- Do this -
Only a number is wanted: how many lines in these records contain the word "Guarantee"?

- Materials provided -
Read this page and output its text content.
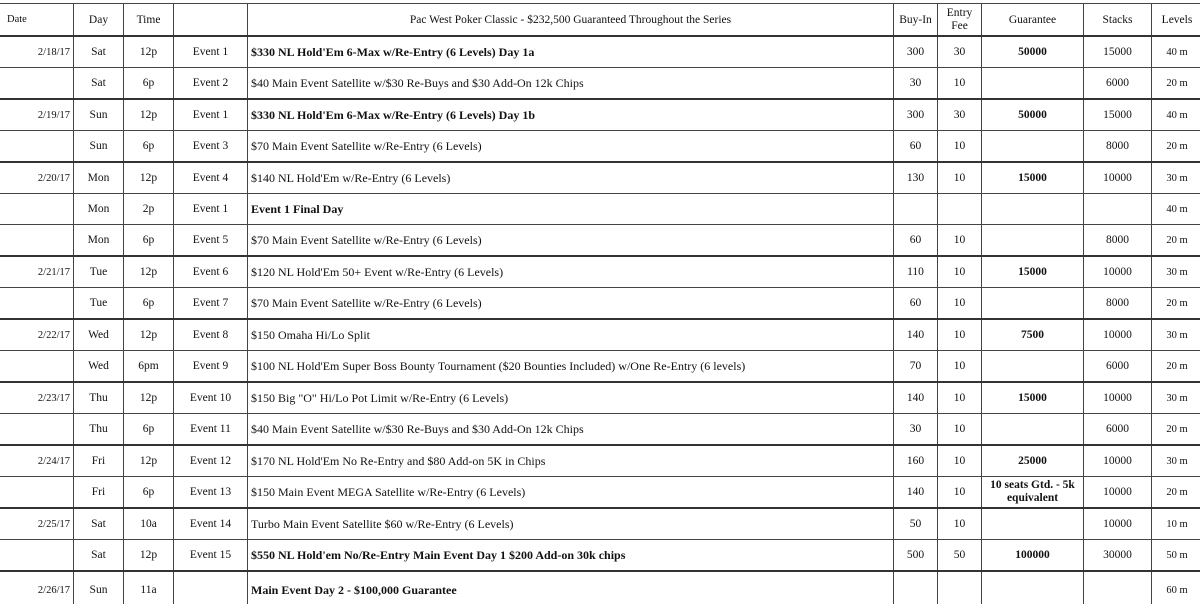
Date	Day	Time		Pac West Poker Classic - $232,500 Guaranteed Throughout the Series	Buy-In	Entry Fee	Guarantee	Stacks	Levels
2/18/17	Sat	12p	Event 1	$330 NL Hold'Em 6-Max w/Re-Entry (6 Levels) Day 1a	300	30	50000	15000	40 m
	Sat	6p	Event 2	$40 Main Event Satellite w/$30 Re-Buys and $30 Add-On 12k Chips	30	10		6000	20 m
2/19/17	Sun	12p	Event 1	$330 NL Hold'Em 6-Max w/Re-Entry (6 Levels) Day 1b	300	30	50000	15000	40 m
	Sun	6p	Event 3	$70 Main Event Satellite w/Re-Entry (6 Levels)	60	10		8000	20 m
2/20/17	Mon	12p	Event 4	$140 NL Hold'Em w/Re-Entry (6 Levels)	130	10	15000	10000	30 m
	Mon	2p	Event 1	Event 1 Final Day					40 m
	Mon	6p	Event 5	$70 Main Event Satellite w/Re-Entry (6 Levels)	60	10		8000	20 m
2/21/17	Tue	12p	Event 6	$120 NL Hold'Em 50+ Event w/Re-Entry (6 Levels)	110	10	15000	10000	30 m
	Tue	6p	Event 7	$70 Main Event Satellite w/Re-Entry (6 Levels)	60	10		8000	20 m
2/22/17	Wed	12p	Event 8	$150 Omaha Hi/Lo Split	140	10	7500	10000	30 m
	Wed	6pm	Event 9	$100 NL Hold'Em Super Boss Bounty Tournament ($20 Bounties Included) w/One Re-Entry (6 levels)	70	10		6000	20 m
2/23/17	Thu	12p	Event 10	$150 Big "O" Hi/Lo Pot Limit w/Re-Entry (6 Levels)	140	10	15000	10000	30 m
	Thu	6p	Event 11	$40 Main Event Satellite w/$30 Re-Buys and $30 Add-On 12k Chips	30	10		6000	20 m
2/24/17	Fri	12p	Event 12	$170 NL Hold'Em No Re-Entry and $80 Add-on 5K in Chips	160	10	25000	10000	30 m
	Fri	6p	Event 13	$150 Main Event MEGA Satellite w/Re-Entry (6 Levels)	140	10	10 seats Gtd. - 5k equivalent	10000	20 m
2/25/17	Sat	10a	Event 14	Turbo Main Event Satellite $60 w/Re-Entry (6 Levels)	50	10		10000	10 m
	Sat	12p	Event 15	$550 NL Hold'em No/Re-Entry Main Event Day 1 $200 Add-on 30k chips	500	50	100000	30000	50 m
2/26/17	Sun	11a		Main Event Day 2 - $100,000 Guarantee					60 m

- Written response -
2